*Challenge*
Output all the data exactly. Pictures do not belong in the copy.

Records:
=-=-=-=-=
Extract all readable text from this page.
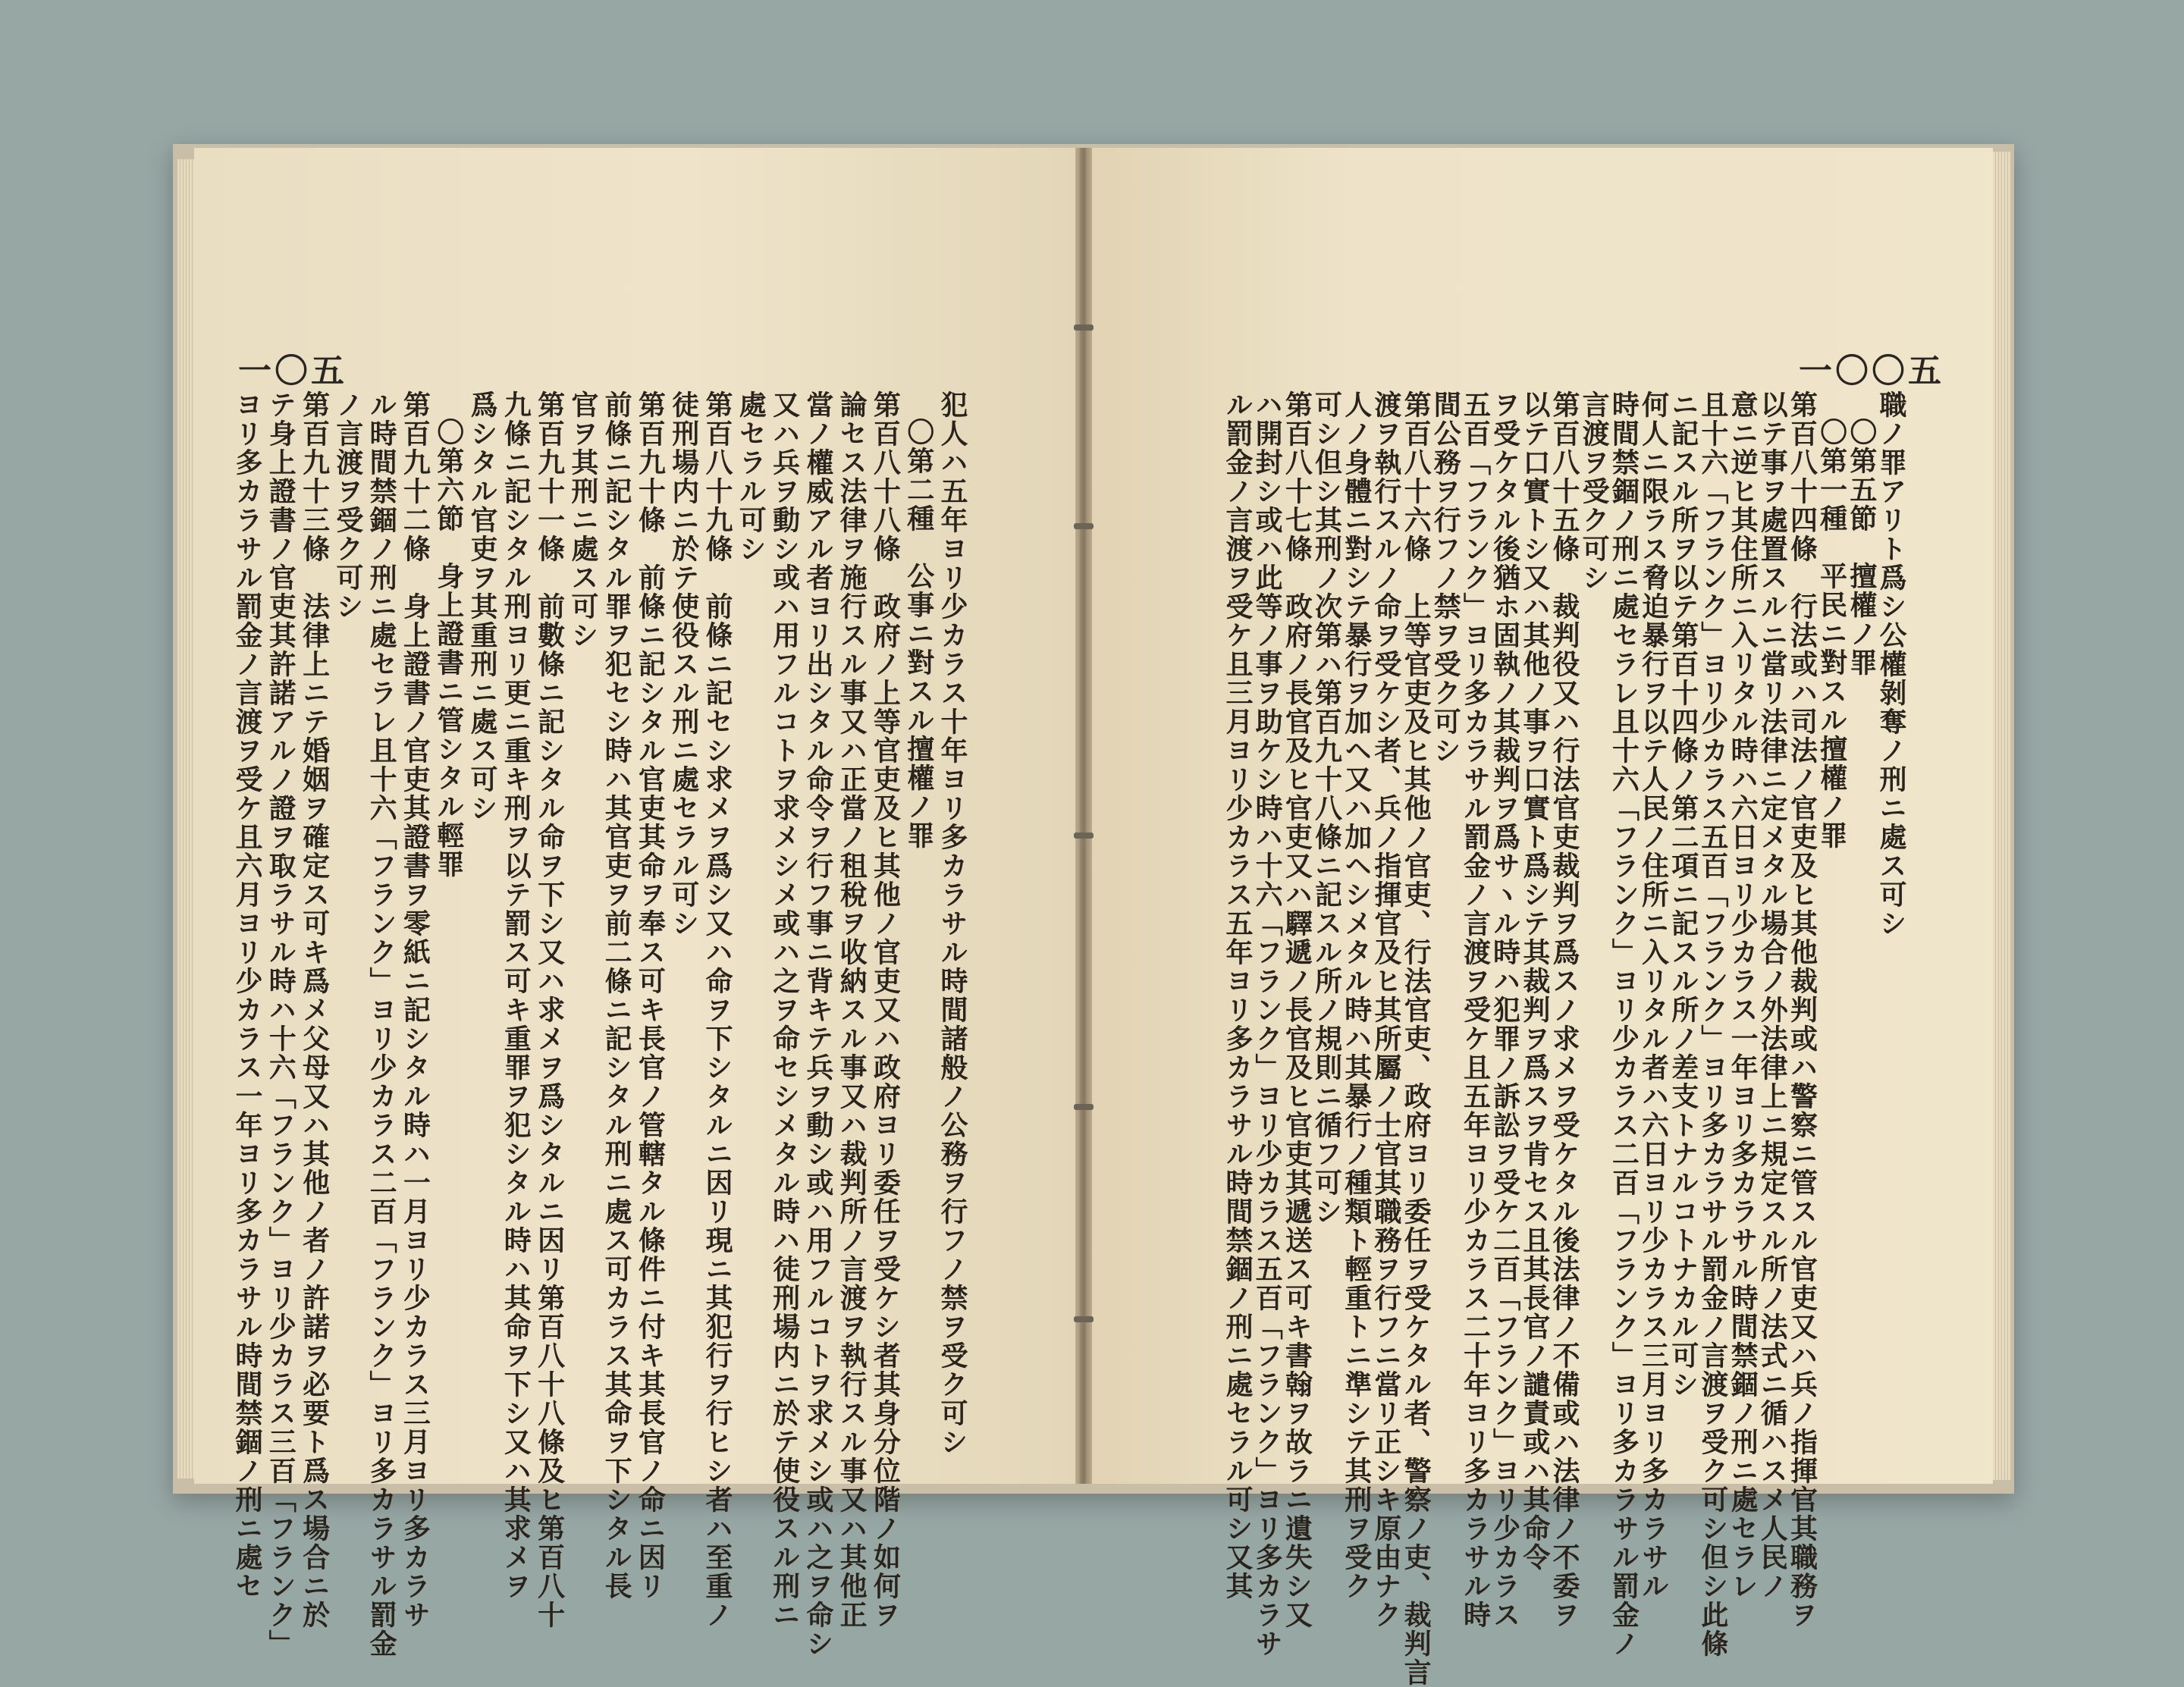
一〇五
犯人ハ五年ヨリ少カラス十年ヨリ多カラサル時間諸般ノ公務ヲ行フノ禁ヲ受ク可シ
〇第二種　公事ニ對スル擅權ノ罪
第百八十八條　政府ノ上等官吏及ヒ其他ノ官吏又ハ政府ヨリ委任ヲ受ケシ者其身分位階ノ如何ヲ
論セス法律ヲ施行スル事又ハ正當ノ租稅ヲ收納スル事又ハ裁判所ノ言渡ヲ執行スル事又ハ其他正
當ノ權威アル者ヨリ出シタル命令ヲ行フ事ニ背キテ兵ヲ動シ或ハ用フルコトヲ求メシ或ハ之ヲ命シ
又ハ兵ヲ動シ或ハ用フルコトヲ求メシメ或ハ之ヲ命セシメタル時ハ徒刑場内ニ於テ使役スル刑ニ
處セラル可シ
第百八十九條　前條ニ記セシ求メヲ爲シ又ハ命ヲ下シタルニ因リ現ニ其犯行ヲ行ヒシ者ハ至重ノ
徒刑場内ニ於テ使役スル刑ニ處セラル可シ
第百九十條　前條ニ記シタル官吏其命ヲ奉ス可キ長官ノ管轄タル條件ニ付キ其長官ノ命ニ因リ
前條ニ記シタル罪ヲ犯セシ時ハ其官吏ヲ前二條ニ記シタル刑ニ處ス可カラス其命ヲ下シタル長
官ヲ其刑ニ處ス可シ
第百九十一條　前數條ニ記シタル命ヲ下シ又ハ求メヲ爲シタルニ因リ第百八十八條及ヒ第百八十
九條ニ記シタル刑ヨリ更ニ重キ刑ヲ以テ罰ス可キ重罪ヲ犯シタル時ハ其命ヲ下シ又ハ其求メヲ
爲シタル官吏ヲ其重刑ニ處ス可シ
〇第六節　身上證書ニ管シタル輕罪
第百九十二條　身上證書ノ官吏其證書ヲ零紙ニ記シタル時ハ一月ヨリ少カラス三月ヨリ多カラサ
ル時間禁錮ノ刑ニ處セラレ且十六「フランク」ヨリ少カラス二百「フランク」ヨリ多カラサル罰金
ノ言渡ヲ受ク可シ
第百九十三條　法律上ニテ婚姻ヲ確定ス可キ爲メ父母又ハ其他ノ者ノ許諾ヲ必要ト爲ス場合ニ於
テ身上證書ノ官吏其許諾アルノ證ヲ取ラサル時ハ十六「フランク」ヨリ少カラス三百「フランク」
ヨリ多カラサル罰金ノ言渡ヲ受ケ且六月ヨリ少カラス一年ヨリ多カラサル時間禁錮ノ刑ニ處セ
一〇〇五
職ノ罪アリト爲シ公權剝奪ノ刑ニ處ス可シ
〇第五節　擅權ノ罪
〇第一種　平民ニ對スル擅權ノ罪
第百八十四條　行法或ハ司法ノ官吏及ヒ其他裁判或ハ警察ニ管スル官吏又ハ兵ノ指揮官其職務ヲ
以テ事ヲ處置スルニ當リ法律ニ定メタル場合ノ外法律上ニ規定スル所ノ法式ニ循ハスメ人民ノ
意ニ逆ヒ其住所ニ入リタル時ハ六日ヨリ少カラス一年ヨリ多カラサル時間禁錮ノ刑ニ處セラレ
且十六「フランク」ヨリ少カラス五百「フランク」ヨリ多カラサル罰金ノ言渡ヲ受ク可シ但シ此條
ニ記スル所ヲ以テ第百十四條ノ第二項ニ記スル所ノ差支トナルコトナカル可シ
何人ニ限ラス脅迫暴行ヲ以テ人民ノ住所ニ入リタル者ハ六日ヨリ少カラス三月ヨリ多カラサル
時間禁錮ノ刑ニ處セラレ且十六「フランク」ヨリ少カラス二百「フランク」ヨリ多カラサル罰金ノ
言渡ヲ受ク可シ
第百八十五條　裁判役又ハ行法官吏裁判ヲ爲スノ求メヲ受ケタル後法律ノ不備或ハ法律ノ不委ヲ
以テ口實トシ又ハ其他ノ事ヲ口實ト爲シテ其裁判ヲ爲スヲ肯セス且其長官ノ譴責或ハ其命令
ヲ受ケタル後猶ホ固執ノ其裁判ヲ爲サヽル時ハ犯罪ノ訴訟ヲ受ケ二百「フランク」ヨリ少カラス
五百「フランク」ヨリ多カラサル罰金ノ言渡ヲ受ケ且五年ヨリ少カラス二十年ヨリ多カラサル時
間公務ヲ行フノ禁ヲ受ク可シ
第百八十六條　上等官吏及ヒ其他ノ官吏、行法官吏、政府ヨリ委任ヲ受ケタル者、警察ノ吏、裁判言
渡ヲ執行スルノ命ヲ受ケシ者、兵ノ指揮官及ヒ其所屬ノ士官其職務ヲ行フニ當リ正シキ原由ナク
人ノ身體ニ對シテ暴行ヲ加ヘ又ハ加ヘシメタル時ハ其暴行ノ種類ト輕重トニ準シテ其刑ヲ受ク
可シ但シ其刑ノ次第ハ第百九十八條ニ記スル所ノ規則ニ循フ可シ
第百八十七條　政府ノ長官及ヒ官吏又ハ驛遞ノ長官及ヒ官吏其遞送ス可キ書翰ヲ故ラニ遺失シ又
ハ開封シ或ハ此等ノ事ヲ助ケシ時ハ十六「フランク」ヨリ少カラス五百「フランク」ヨリ多カラサ
ル罰金ノ言渡ヲ受ケ且三月ヨリ少カラス五年ヨリ多カラサル時間禁錮ノ刑ニ處セラル可シ又其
=-=-=-=-=
*Response below*
Extract all readable text from this page.
一〇五
犯人ハ五年ヨリ少カラス十年ヨリ多カラサル時間諸般ノ公務ヲ行フノ禁ヲ受ク可シ
〇第二種　公事ニ對スル擅權ノ罪
第百八十八條　政府ノ上等官吏及ヒ其他ノ官吏又ハ政府ヨリ委任ヲ受ケシ者其身分位階ノ如何ヲ
論セス法律ヲ施行スル事又ハ正當ノ租稅ヲ收納スル事又ハ裁判所ノ言渡ヲ執行スル事又ハ其他正
當ノ權威アル者ヨリ出シタル命令ヲ行フ事ニ背キテ兵ヲ動シ或ハ用フルコトヲ求メシ或ハ之ヲ命シ
又ハ兵ヲ動シ或ハ用フルコトヲ求メシメ或ハ之ヲ命セシメタル時ハ徒刑場内ニ於テ使役スル刑ニ
處セラル可シ
第百八十九條　前條ニ記セシ求メヲ爲シ又ハ命ヲ下シタルニ因リ現ニ其犯行ヲ行ヒシ者ハ至重ノ
徒刑場内ニ於テ使役スル刑ニ處セラル可シ
第百九十條　前條ニ記シタル官吏其命ヲ奉ス可キ長官ノ管轄タル條件ニ付キ其長官ノ命ニ因リ
前條ニ記シタル罪ヲ犯セシ時ハ其官吏ヲ前二條ニ記シタル刑ニ處ス可カラス其命ヲ下シタル長
官ヲ其刑ニ處ス可シ
第百九十一條　前數條ニ記シタル命ヲ下シ又ハ求メヲ爲シタルニ因リ第百八十八條及ヒ第百八十
九條ニ記シタル刑ヨリ更ニ重キ刑ヲ以テ罰ス可キ重罪ヲ犯シタル時ハ其命ヲ下シ又ハ其求メヲ
爲シタル官吏ヲ其重刑ニ處ス可シ
〇第六節　身上證書ニ管シタル輕罪
第百九十二條　身上證書ノ官吏其證書ヲ零紙ニ記シタル時ハ一月ヨリ少カラス三月ヨリ多カラサ
ル時間禁錮ノ刑ニ處セラレ且十六「フランク」ヨリ少カラス二百「フランク」ヨリ多カラサル罰金
ノ言渡ヲ受ク可シ
第百九十三條　法律上ニテ婚姻ヲ確定ス可キ爲メ父母又ハ其他ノ者ノ許諾ヲ必要ト爲ス場合ニ於
テ身上證書ノ官吏其許諾アルノ證ヲ取ラサル時ハ十六「フランク」ヨリ少カラス三百「フランク」
ヨリ多カラサル罰金ノ言渡ヲ受ケ且六月ヨリ少カラス一年ヨリ多カラサル時間禁錮ノ刑ニ處セ
一〇〇五
職ノ罪アリト爲シ公權剝奪ノ刑ニ處ス可シ
〇第五節　擅權ノ罪
〇第一種　平民ニ對スル擅權ノ罪
第百八十四條　行法或ハ司法ノ官吏及ヒ其他裁判或ハ警察ニ管スル官吏又ハ兵ノ指揮官其職務ヲ
以テ事ヲ處置スルニ當リ法律ニ定メタル場合ノ外法律上ニ規定スル所ノ法式ニ循ハスメ人民ノ
意ニ逆ヒ其住所ニ入リタル時ハ六日ヨリ少カラス一年ヨリ多カラサル時間禁錮ノ刑ニ處セラレ
且十六「フランク」ヨリ少カラス五百「フランク」ヨリ多カラサル罰金ノ言渡ヲ受ク可シ但シ此條
ニ記スル所ヲ以テ第百十四條ノ第二項ニ記スル所ノ差支トナルコトナカル可シ
何人ニ限ラス脅迫暴行ヲ以テ人民ノ住所ニ入リタル者ハ六日ヨリ少カラス三月ヨリ多カラサル
時間禁錮ノ刑ニ處セラレ且十六「フランク」ヨリ少カラス二百「フランク」ヨリ多カラサル罰金ノ
言渡ヲ受ク可シ
第百八十五條　裁判役又ハ行法官吏裁判ヲ爲スノ求メヲ受ケタル後法律ノ不備或ハ法律ノ不委ヲ
以テ口實トシ又ハ其他ノ事ヲ口實ト爲シテ其裁判ヲ爲スヲ肯セス且其長官ノ譴責或ハ其命令
ヲ受ケタル後猶ホ固執ノ其裁判ヲ爲サヽル時ハ犯罪ノ訴訟ヲ受ケ二百「フランク」ヨリ少カラス
五百「フランク」ヨリ多カラサル罰金ノ言渡ヲ受ケ且五年ヨリ少カラス二十年ヨリ多カラサル時
間公務ヲ行フノ禁ヲ受ク可シ
第百八十六條　上等官吏及ヒ其他ノ官吏、行法官吏、政府ヨリ委任ヲ受ケタル者、警察ノ吏、裁判言
渡ヲ執行スルノ命ヲ受ケシ者、兵ノ指揮官及ヒ其所屬ノ士官其職務ヲ行フニ當リ正シキ原由ナク
人ノ身體ニ對シテ暴行ヲ加ヘ又ハ加ヘシメタル時ハ其暴行ノ種類ト輕重トニ準シテ其刑ヲ受ク
可シ但シ其刑ノ次第ハ第百九十八條ニ記スル所ノ規則ニ循フ可シ
第百八十七條　政府ノ長官及ヒ官吏又ハ驛遞ノ長官及ヒ官吏其遞送ス可キ書翰ヲ故ラニ遺失シ又
ハ開封シ或ハ此等ノ事ヲ助ケシ時ハ十六「フランク」ヨリ少カラス五百「フランク」ヨリ多カラサ
ル罰金ノ言渡ヲ受ケ且三月ヨリ少カラス五年ヨリ多カラサル時間禁錮ノ刑ニ處セラル可シ又其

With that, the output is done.